* [Görevler]
1. Cumhurbaşkanına hitaben yazılan mektubu iki cümleyle nasıl özetlersiniz?
2. Cumhurbaşkanına yazılan mektubun "hükmüyle usül ve" ifadesinden başlayıp "heyet tarafından yürütülmektedir." ifadesi de dahil olmak üzere o ifadeye kadar olan kısmını aynen kopyalar mısınız?

--- Gösterilen Metin ---

Sayın Cumhurbaşkanımız,
Müvekkilim Adnan Oktar ve
bir kısım arkadaşlarının yargılanmakta oldukları dava, ilk derece mahkemesi
tarafından verilen hukuka aykırı mahkumiyet kararlarının İstanbul BAM 1. Ceza
Dairesi tarafından, hemen hemen tüm suç isnatları için vermiş olduğu
“beraat etmesi gerekirken ceza verilmiş olması yasaya ve usule aykırıdır”
hükmüyle usül ve esastan bozulması üzerine, yeniden yargılama yapılması
için tekrardan İstanbul 30. Ağır Ceza Mahkemesine gönderilmiştir. Dosyanın
İstinaf incelemesinde olduğu esnada İstanbul 30. ACM’nin başkan ve üye
hakimlerinin görev yerleri değiştirildiği için de, yeniden yargılama süreci
İstanbul 30. ACM’ne atanan yeni heyet tarafından yürütülmektedir.
Müvekkil,
kendisi ve arkadaşlarını
mutlak surette mahkum ettirmeyi amaçlayan derin devlet yapılanmasının, adil
yargılamayı etkilemek amacıyla -tıpkı mahkemenin eski heyeti üzerinde olduğu gibi-
yeni heyeti üzerinde de büyük bir baskı unsuru olmaya devam ettiği hususunda
zatıalinizi bilgilendirmek istemektedir. Ayrıca ZATIALİNİZ TARAFINDAN
YAPILACAK BİR AÇIKLAMANIN, hem yargı kurumu üzerinde baskı
oluşturma çabasında olan illegal karanlık yapılanmaların çekinip geri adım atmalarını
sağlayacağına, hem de bağımsız ve tarafsız bir yargılama yürütmek isteyen
değerli yargı mensuplarımızı cesaretlendireceğine inanmaktadır.

--- Verilen Bilgiler ---

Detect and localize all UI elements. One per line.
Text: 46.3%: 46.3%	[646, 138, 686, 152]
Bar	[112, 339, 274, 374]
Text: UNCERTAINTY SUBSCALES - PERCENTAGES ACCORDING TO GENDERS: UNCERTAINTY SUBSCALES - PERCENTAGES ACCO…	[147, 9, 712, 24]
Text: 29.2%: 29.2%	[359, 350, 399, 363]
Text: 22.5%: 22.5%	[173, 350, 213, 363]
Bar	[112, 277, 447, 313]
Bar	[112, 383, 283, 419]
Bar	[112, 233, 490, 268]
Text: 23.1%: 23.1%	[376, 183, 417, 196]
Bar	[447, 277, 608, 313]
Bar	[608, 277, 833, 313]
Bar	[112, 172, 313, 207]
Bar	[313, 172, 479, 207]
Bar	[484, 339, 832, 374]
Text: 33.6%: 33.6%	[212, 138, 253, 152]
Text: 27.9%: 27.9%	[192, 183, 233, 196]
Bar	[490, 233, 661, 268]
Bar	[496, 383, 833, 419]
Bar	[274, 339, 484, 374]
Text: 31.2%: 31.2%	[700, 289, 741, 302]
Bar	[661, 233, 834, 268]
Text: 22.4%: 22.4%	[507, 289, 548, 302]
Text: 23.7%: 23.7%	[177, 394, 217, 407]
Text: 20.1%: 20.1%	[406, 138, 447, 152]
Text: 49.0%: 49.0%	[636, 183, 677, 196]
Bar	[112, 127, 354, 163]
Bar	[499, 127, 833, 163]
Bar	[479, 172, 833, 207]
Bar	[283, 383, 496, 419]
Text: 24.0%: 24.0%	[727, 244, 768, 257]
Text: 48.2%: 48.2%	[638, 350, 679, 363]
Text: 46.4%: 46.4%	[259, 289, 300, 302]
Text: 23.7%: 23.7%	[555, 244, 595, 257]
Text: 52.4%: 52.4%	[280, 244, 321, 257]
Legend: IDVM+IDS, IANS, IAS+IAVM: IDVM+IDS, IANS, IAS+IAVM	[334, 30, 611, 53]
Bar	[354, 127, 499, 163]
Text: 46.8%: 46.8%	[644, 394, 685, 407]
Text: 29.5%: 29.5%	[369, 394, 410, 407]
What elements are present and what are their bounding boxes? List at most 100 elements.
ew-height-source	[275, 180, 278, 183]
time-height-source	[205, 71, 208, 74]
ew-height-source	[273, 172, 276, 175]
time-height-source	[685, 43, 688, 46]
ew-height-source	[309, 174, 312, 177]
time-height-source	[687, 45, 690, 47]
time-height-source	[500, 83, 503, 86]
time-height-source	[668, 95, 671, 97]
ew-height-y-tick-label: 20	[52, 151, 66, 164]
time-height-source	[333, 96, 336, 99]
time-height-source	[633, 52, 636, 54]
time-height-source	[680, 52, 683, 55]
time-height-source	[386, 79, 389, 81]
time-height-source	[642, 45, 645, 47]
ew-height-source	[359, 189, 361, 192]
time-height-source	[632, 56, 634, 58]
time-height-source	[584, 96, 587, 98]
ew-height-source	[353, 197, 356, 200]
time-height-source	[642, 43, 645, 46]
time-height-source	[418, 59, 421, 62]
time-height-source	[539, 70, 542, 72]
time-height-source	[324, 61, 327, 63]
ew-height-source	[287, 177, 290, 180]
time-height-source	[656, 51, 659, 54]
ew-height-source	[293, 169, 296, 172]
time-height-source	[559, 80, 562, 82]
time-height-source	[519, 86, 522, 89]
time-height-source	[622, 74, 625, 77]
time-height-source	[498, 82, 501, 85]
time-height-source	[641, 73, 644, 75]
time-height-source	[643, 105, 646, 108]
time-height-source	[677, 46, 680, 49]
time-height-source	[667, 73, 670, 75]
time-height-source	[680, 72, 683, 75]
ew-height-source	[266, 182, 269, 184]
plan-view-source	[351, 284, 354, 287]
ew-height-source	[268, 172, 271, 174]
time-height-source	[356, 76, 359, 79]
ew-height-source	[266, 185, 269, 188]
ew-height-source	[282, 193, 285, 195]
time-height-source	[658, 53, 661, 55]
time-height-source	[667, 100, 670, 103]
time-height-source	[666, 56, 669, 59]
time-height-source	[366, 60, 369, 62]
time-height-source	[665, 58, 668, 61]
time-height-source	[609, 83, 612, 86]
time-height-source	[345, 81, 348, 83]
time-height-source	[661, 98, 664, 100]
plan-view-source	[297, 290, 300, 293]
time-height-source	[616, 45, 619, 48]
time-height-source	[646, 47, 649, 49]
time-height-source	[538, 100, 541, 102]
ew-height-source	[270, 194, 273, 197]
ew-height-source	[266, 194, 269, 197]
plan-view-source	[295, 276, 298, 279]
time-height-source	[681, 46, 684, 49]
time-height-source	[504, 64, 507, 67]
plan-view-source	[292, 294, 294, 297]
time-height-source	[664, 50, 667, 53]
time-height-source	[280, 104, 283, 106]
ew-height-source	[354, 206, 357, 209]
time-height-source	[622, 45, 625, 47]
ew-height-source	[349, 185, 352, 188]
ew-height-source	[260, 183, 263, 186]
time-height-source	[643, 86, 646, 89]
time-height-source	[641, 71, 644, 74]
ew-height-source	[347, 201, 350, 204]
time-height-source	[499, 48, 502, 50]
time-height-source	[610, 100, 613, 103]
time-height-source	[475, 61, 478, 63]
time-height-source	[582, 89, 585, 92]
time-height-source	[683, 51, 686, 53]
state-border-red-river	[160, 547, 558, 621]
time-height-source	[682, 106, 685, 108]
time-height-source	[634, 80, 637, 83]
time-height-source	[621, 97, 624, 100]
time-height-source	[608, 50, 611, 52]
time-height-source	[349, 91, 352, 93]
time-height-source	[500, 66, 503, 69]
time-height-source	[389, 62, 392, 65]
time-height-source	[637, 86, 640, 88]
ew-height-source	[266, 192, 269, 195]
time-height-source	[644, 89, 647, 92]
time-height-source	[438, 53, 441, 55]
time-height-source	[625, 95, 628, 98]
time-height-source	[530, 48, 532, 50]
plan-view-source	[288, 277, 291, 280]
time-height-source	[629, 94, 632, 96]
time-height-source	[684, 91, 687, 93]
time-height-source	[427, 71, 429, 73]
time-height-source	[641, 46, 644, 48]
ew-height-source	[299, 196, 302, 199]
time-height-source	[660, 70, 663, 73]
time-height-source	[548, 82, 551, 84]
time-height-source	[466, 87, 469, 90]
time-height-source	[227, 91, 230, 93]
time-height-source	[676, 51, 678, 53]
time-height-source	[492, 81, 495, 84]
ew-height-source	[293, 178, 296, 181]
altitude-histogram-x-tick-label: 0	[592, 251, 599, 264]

---

* [Alıştırma Sonuçları]
1. Mektupta, Adnan Oktar ve bazı arkadaşlarının davasında ilk derece mahkemesinin verdiği mahkumiyet kararlarının İstanbul BAM 1. Ceza Dairesi tarafından bozulduğu ve dosyanın yeniden yargılama için, başkan ve üye hakimleri değişmiş olan İstanbul 30. Ağır Ceza Mahkemesine gönderildiği anlatılır. Müvekkil, derin devlet yapılanmasının yeni heyet üzerinde de baskı unsuru olmaya devam ettiği konusunda Cumhurbaşkanını bilgilendirmek istemekte ve onun yapacağı bir açıklamanın bu yapılanmalara geri adım attıracağına, yargı mensuplarını da cesaretlendireceğine inanmaktadır.

2.
hükmüyle usül ve esastan bozulması üzerine, yeniden yargılama yapılması
için tekrardan İstanbul 30. Ağır Ceza Mahkemesine gönderilmiştir. Dosyanın
İstinaf incelemesinde olduğu esnada İstanbul 30. ACM’nin başkan ve üye
hakimlerinin görev yerleri değiştirildiği için de, yeniden yargılama süreci
İstanbul 30. ACM’ne atanan yeni heyet tarafından yürütülmektedir.